**The task**
Transcribe every record that appears below, exactly and in full.

**Working data**

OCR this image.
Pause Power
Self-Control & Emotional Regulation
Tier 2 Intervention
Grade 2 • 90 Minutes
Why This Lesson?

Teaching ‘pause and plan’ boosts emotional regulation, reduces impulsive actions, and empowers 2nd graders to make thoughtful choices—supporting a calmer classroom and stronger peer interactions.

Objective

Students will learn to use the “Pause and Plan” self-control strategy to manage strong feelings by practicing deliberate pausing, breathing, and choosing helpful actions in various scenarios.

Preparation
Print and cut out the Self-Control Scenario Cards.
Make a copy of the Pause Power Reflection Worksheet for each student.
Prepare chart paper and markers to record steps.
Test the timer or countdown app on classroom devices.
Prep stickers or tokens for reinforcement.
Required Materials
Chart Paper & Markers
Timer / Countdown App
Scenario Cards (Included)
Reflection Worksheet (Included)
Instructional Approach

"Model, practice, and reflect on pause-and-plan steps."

**Task solution**
OCR this image.
Pause Power
Self-Control & Emotional Regulation
Tier 2 Intervention
Grade 2 • 90 Minutes
Why This Lesson?

Teaching ‘pause and plan’ boosts emotional regulation, reduces impulsive actions, and empowers 2nd graders to make thoughtful choices—supporting a calmer classroom and stronger peer interactions.

Objective

Students will learn to use the “Pause and Plan” self-control strategy to manage strong feelings by practicing deliberate pausing, breathing, and choosing helpful actions in various scenarios.

Preparation
Print and cut out the Self-Control Scenario Cards.
Make a copy of the Pause Power Reflection Worksheet for each student.
Prepare chart paper and markers to record steps.
Test the timer or countdown app on classroom devices.
Prep stickers or tokens for reinforcement.
Required Materials
Chart Paper & Markers
Timer / Countdown App
Scenario Cards (Included)
Reflection Worksheet (Included)
Instructional Approach

"Model, practice, and reflect on pause-and-plan steps."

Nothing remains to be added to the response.